- _Material for this exercise_:

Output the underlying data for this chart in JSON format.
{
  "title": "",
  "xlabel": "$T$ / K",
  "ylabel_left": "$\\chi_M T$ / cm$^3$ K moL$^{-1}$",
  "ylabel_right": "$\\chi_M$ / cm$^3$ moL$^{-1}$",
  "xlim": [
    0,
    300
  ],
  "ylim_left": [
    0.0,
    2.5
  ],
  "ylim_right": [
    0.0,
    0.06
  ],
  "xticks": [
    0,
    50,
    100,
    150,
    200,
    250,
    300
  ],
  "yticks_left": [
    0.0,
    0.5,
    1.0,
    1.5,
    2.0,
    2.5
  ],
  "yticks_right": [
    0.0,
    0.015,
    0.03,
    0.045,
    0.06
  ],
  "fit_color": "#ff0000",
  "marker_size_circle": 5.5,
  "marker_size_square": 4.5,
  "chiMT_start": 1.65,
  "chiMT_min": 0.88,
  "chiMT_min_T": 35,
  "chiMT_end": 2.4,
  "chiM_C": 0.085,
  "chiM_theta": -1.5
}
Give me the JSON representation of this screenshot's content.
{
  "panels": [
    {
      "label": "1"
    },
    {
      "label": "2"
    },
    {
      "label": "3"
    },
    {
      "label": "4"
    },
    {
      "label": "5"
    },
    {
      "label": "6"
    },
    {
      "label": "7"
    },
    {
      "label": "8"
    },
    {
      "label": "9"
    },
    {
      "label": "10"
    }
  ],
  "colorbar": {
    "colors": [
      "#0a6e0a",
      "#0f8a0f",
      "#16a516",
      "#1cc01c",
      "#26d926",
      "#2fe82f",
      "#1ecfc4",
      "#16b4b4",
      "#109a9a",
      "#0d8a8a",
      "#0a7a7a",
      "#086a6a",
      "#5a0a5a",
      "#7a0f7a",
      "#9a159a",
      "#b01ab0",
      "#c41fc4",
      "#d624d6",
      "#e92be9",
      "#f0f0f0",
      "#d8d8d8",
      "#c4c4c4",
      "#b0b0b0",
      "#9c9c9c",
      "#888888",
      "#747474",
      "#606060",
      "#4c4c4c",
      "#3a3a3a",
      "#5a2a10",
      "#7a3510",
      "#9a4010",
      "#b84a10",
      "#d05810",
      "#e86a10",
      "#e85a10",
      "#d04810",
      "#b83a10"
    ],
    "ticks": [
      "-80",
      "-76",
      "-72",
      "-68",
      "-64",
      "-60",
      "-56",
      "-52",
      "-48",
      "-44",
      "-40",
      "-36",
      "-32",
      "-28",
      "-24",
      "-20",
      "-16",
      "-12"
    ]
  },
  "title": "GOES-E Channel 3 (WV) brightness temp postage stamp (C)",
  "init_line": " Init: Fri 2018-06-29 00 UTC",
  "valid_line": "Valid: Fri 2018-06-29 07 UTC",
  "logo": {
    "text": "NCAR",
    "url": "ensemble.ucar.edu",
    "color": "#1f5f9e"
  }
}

- _Short exercise_:
Please quote every record above exactly as it appears.

- _Solution to this task_:
Output the underlying data for this chart in JSON format.
{
  "title": "",
  "xlabel": "$T$ / K",
  "ylabel_left": "$\\chi_M T$ / cm$^3$ K moL$^{-1}$",
  "ylabel_right": "$\\chi_M$ / cm$^3$ moL$^{-1}$",
  "xlim": [
    0,
    300
  ],
  "ylim_left": [
    0.0,
    2.5
  ],
  "ylim_right": [
    0.0,
    0.06
  ],
  "xticks": [
    0,
    50,
    100,
    150,
    200,
    250,
    300
  ],
  "yticks_left": [
    0.0,
    0.5,
    1.0,
    1.5,
    2.0,
    2.5
  ],
  "yticks_right": [
    0.0,
    0.015,
    0.03,
    0.045,
    0.06
  ],
  "fit_color": "#ff0000",
  "marker_size_circle": 5.5,
  "marker_size_square": 4.5,
  "chiMT_start": 1.65,
  "chiMT_min": 0.88,
  "chiMT_min_T": 35,
  "chiMT_end": 2.4,
  "chiM_C": 0.085,
  "chiM_theta": -1.5
}
Give me the JSON representation of this screenshot's content.
{
  "panels": [
    {
      "label": "1"
    },
    {
      "label": "2"
    },
    {
      "label": "3"
    },
    {
      "label": "4"
    },
    {
      "label": "5"
    },
    {
      "label": "6"
    },
    {
      "label": "7"
    },
    {
      "label": "8"
    },
    {
      "label": "9"
    },
    {
      "label": "10"
    }
  ],
  "colorbar": {
    "colors": [
      "#0a6e0a",
      "#0f8a0f",
      "#16a516",
      "#1cc01c",
      "#26d926",
      "#2fe82f",
      "#1ecfc4",
      "#16b4b4",
      "#109a9a",
      "#0d8a8a",
      "#0a7a7a",
      "#086a6a",
      "#5a0a5a",
      "#7a0f7a",
      "#9a159a",
      "#b01ab0",
      "#c41fc4",
      "#d624d6",
      "#e92be9",
      "#f0f0f0",
      "#d8d8d8",
      "#c4c4c4",
      "#b0b0b0",
      "#9c9c9c",
      "#888888",
      "#747474",
      "#606060",
      "#4c4c4c",
      "#3a3a3a",
      "#5a2a10",
      "#7a3510",
      "#9a4010",
      "#b84a10",
      "#d05810",
      "#e86a10",
      "#e85a10",
      "#d04810",
      "#b83a10"
    ],
    "ticks": [
      "-80",
      "-76",
      "-72",
      "-68",
      "-64",
      "-60",
      "-56",
      "-52",
      "-48",
      "-44",
      "-40",
      "-36",
      "-32",
      "-28",
      "-24",
      "-20",
      "-16",
      "-12"
    ]
  },
  "title": "GOES-E Channel 3 (WV) brightness temp postage stamp (C)",
  "init_line": " Init: Fri 2018-06-29 00 UTC",
  "valid_line": "Valid: Fri 2018-06-29 07 UTC",
  "logo": {
    "text": "NCAR",
    "url": "ensemble.ucar.edu",
    "color": "#1f5f9e"
  }
}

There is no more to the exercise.